> _DOCUMENT EXCERPT_:
§

Branom testified that her pretrial investigation report assessment rendered defendant a “Level 2” risk, based on 3 points for the felony charges against him. She stated that if defendant were released and resided in Ohio, she would be able to supervise him, including via electronic home monitoring, if ordered by the trial court. She would require monthly contact, either virtually or in person, and could conduct regular drug testing if ordered by the court. She added that if defendant were released with an electronic home monitoring device in Ohio, she would ask “that part of the order would indicate that if there was a malfunction with the GPS, that he be ordered to return to get that device swapped.” Finally, she testified that she could also supervise defendant if he were ordered to stay in Henry County.

§

> _WRITTEN EXERCISE_: From the pretrial release testimony above, reproduce word for word the stretch that begins at "Branom testified that" and ends after "in Henry County.".

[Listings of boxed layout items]
§

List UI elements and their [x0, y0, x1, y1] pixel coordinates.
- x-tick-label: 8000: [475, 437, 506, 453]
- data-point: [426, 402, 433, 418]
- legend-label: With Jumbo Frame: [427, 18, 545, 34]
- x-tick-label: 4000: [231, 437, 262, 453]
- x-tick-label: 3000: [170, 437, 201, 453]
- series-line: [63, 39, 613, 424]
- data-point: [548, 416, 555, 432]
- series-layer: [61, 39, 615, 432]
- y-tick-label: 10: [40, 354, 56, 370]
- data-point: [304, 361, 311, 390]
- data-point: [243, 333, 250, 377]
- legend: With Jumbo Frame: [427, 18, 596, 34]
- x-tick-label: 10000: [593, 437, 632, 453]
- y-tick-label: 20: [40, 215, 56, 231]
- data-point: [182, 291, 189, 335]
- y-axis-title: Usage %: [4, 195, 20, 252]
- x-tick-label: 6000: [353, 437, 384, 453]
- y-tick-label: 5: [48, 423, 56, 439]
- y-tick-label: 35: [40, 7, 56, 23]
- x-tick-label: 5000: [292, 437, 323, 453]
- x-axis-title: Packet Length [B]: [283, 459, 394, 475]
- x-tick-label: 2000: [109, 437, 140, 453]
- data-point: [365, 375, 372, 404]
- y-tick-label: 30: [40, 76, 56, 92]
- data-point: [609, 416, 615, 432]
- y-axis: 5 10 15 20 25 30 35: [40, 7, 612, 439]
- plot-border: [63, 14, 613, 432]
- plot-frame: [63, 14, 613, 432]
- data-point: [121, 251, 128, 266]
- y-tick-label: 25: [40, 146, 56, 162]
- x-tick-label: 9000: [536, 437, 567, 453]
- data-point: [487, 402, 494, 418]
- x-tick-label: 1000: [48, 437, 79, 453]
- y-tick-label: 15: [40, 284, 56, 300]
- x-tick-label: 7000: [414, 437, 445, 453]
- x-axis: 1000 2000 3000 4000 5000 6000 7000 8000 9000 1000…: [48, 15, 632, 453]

§

> _SOLUTION FOR THIS EXERCISE_:
Branom testified that her pretrial investigation report assessment rendered defendant a “Level 2” risk, based on 3 points for the felony charges against him. She stated that if defendant were released and resided in Ohio, she would be able to supervise him, including via electronic home monitoring, if ordered by the trial court. She would require monthly contact, either virtually or in person, and could conduct regular drug testing if ordered by the court. She added that if defendant were released with an electronic home monitoring device in Ohio, she would ask “that part of the order would indicate that if there was a malfunction with the GPS, that he be ordered to return to get that device swapped.” Finally, she testified that she could also supervise defendant if he were ordered to stay in Henry County.